**To be done:** Pull every "Tain" line out of the data below.
Start Record excerpts
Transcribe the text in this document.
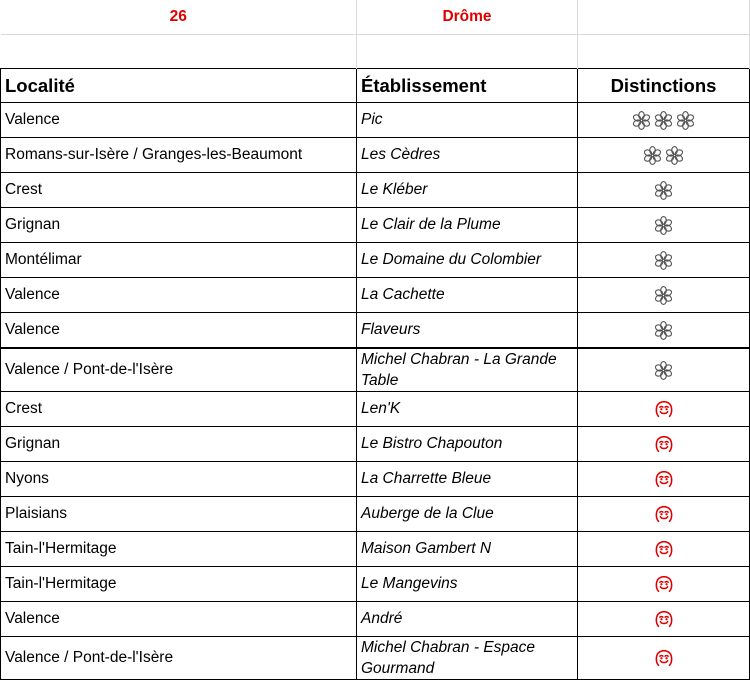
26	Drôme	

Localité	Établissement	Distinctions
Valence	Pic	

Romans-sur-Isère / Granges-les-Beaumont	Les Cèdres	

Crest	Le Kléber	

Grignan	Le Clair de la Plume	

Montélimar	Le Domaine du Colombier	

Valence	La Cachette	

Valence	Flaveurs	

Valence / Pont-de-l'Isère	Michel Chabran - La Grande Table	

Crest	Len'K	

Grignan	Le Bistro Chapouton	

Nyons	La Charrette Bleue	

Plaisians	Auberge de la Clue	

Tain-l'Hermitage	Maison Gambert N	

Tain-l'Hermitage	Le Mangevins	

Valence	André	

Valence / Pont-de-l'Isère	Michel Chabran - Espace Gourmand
End Record excerpts
**The reply:**
Tain-l'Hermitage	Maison Gambert N	
Tain-l'Hermitage	Le Mangevins	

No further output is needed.